§ **Exercise prompt**: Report every line of the listing that contains the string "일요일까지", treating uppercase and lowercase letters as distinct.

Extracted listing
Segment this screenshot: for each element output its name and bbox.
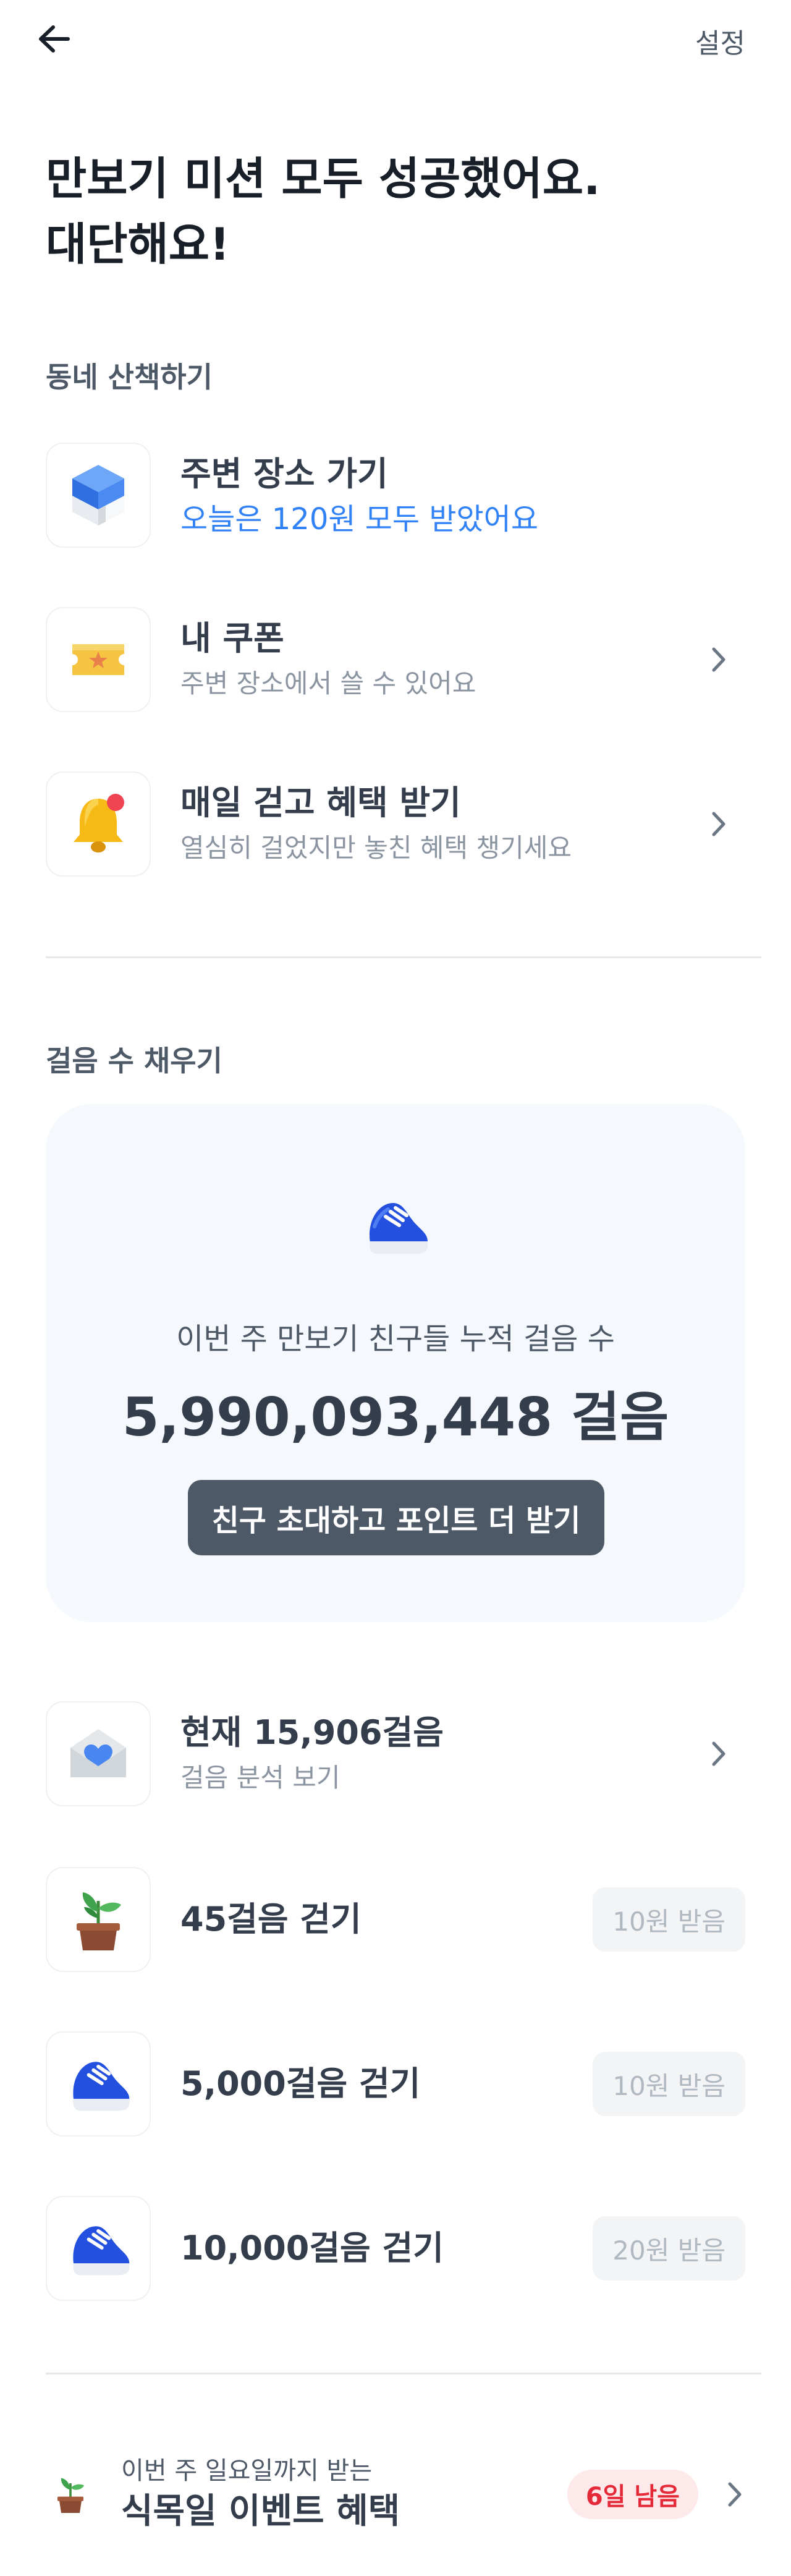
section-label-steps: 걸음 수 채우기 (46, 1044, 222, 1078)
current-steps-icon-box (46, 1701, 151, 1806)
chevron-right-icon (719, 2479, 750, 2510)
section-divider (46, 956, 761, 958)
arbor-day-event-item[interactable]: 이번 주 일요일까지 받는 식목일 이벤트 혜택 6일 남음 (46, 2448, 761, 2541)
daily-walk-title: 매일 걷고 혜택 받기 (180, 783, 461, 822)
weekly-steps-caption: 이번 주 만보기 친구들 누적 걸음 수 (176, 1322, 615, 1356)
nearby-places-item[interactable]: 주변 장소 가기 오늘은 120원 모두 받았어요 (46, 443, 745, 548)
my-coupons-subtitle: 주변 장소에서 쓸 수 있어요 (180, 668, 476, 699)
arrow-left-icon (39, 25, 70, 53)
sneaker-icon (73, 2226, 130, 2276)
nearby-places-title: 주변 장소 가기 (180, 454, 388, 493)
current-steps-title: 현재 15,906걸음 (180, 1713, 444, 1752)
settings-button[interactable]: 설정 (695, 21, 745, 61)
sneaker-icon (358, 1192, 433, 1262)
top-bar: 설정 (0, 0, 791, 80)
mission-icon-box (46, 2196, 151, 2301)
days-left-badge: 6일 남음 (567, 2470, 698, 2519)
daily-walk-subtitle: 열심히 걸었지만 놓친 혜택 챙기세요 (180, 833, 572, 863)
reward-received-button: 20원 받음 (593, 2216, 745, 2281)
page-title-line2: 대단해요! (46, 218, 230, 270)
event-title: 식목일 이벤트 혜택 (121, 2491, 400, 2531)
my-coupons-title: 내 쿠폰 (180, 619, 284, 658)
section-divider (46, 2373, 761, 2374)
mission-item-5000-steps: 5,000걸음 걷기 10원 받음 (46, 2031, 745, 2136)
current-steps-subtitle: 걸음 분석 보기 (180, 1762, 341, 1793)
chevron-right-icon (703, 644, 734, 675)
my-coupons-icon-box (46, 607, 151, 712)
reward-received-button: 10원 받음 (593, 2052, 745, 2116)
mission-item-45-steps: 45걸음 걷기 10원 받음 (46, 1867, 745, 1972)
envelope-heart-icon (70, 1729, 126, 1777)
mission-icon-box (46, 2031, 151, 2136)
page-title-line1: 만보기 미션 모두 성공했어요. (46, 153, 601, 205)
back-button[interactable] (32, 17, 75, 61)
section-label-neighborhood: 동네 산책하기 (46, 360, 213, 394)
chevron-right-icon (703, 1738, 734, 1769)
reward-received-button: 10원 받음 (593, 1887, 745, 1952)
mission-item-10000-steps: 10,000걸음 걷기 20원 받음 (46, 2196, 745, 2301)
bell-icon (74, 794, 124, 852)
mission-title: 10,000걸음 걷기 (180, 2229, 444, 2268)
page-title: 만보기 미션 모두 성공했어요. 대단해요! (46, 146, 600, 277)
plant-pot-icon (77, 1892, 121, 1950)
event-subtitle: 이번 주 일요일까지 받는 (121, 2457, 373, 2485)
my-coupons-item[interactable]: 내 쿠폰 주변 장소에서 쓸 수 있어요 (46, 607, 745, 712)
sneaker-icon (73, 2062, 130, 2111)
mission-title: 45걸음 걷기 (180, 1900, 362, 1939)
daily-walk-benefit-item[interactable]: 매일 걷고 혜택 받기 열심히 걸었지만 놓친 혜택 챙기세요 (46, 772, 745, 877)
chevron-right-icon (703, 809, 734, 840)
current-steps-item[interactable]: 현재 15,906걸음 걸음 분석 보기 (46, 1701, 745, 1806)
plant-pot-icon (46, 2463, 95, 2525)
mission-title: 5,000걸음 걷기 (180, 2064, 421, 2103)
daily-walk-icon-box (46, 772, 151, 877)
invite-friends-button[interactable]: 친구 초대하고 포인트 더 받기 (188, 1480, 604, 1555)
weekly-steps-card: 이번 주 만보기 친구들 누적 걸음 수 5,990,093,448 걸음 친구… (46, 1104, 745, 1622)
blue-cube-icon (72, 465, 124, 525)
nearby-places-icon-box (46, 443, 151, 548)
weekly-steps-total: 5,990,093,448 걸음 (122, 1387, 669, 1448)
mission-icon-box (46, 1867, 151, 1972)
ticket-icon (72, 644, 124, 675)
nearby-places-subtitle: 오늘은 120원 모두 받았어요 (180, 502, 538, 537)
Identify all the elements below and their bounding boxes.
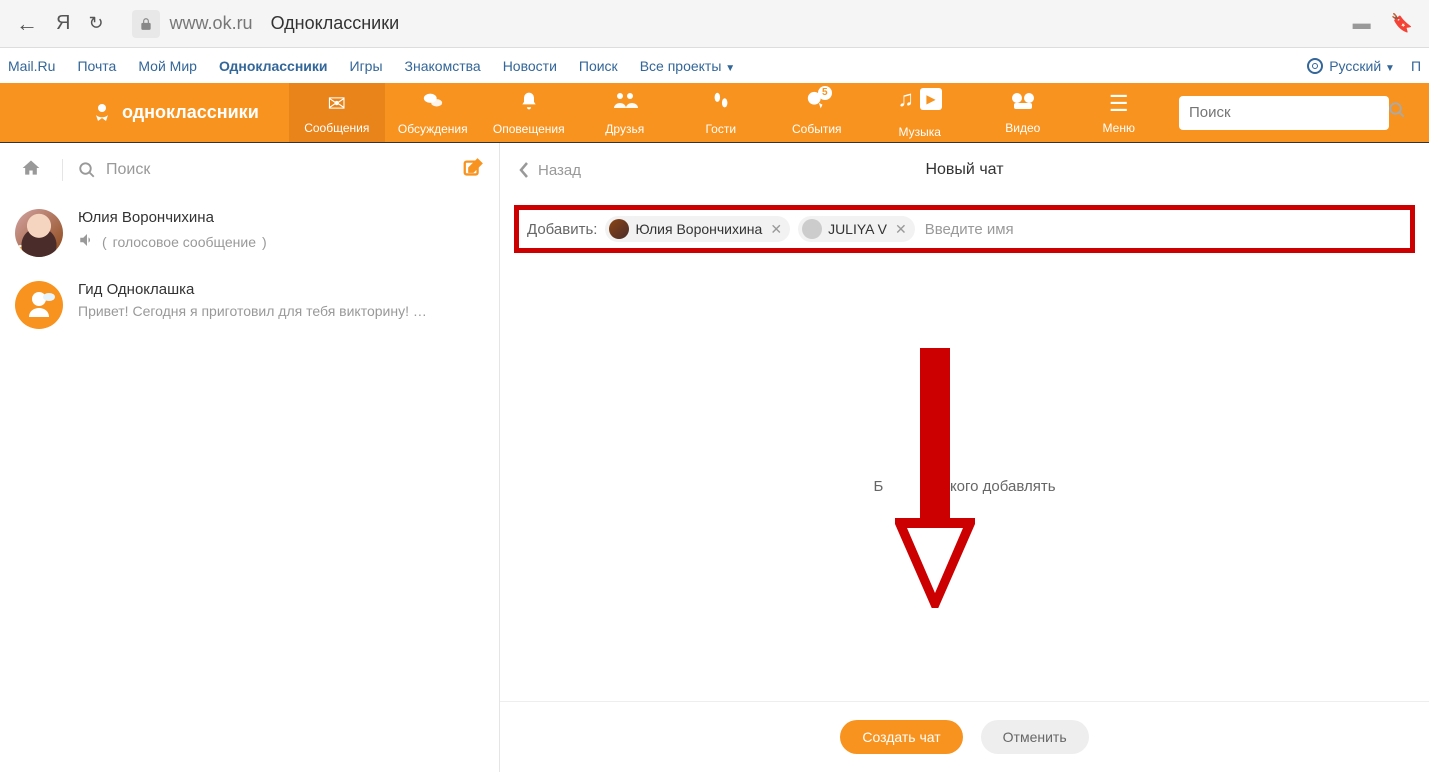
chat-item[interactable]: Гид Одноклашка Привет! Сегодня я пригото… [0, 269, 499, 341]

§ **Answer to the problem**:
arbor-day-event-item[interactable]: 이번 주 일요일까지 받는 식목일 이벤트 혜택 6일 남음 (46, 2448, 761, 2541)
event-subtitle: 이번 주 일요일까지 받는 (121, 2457, 373, 2485)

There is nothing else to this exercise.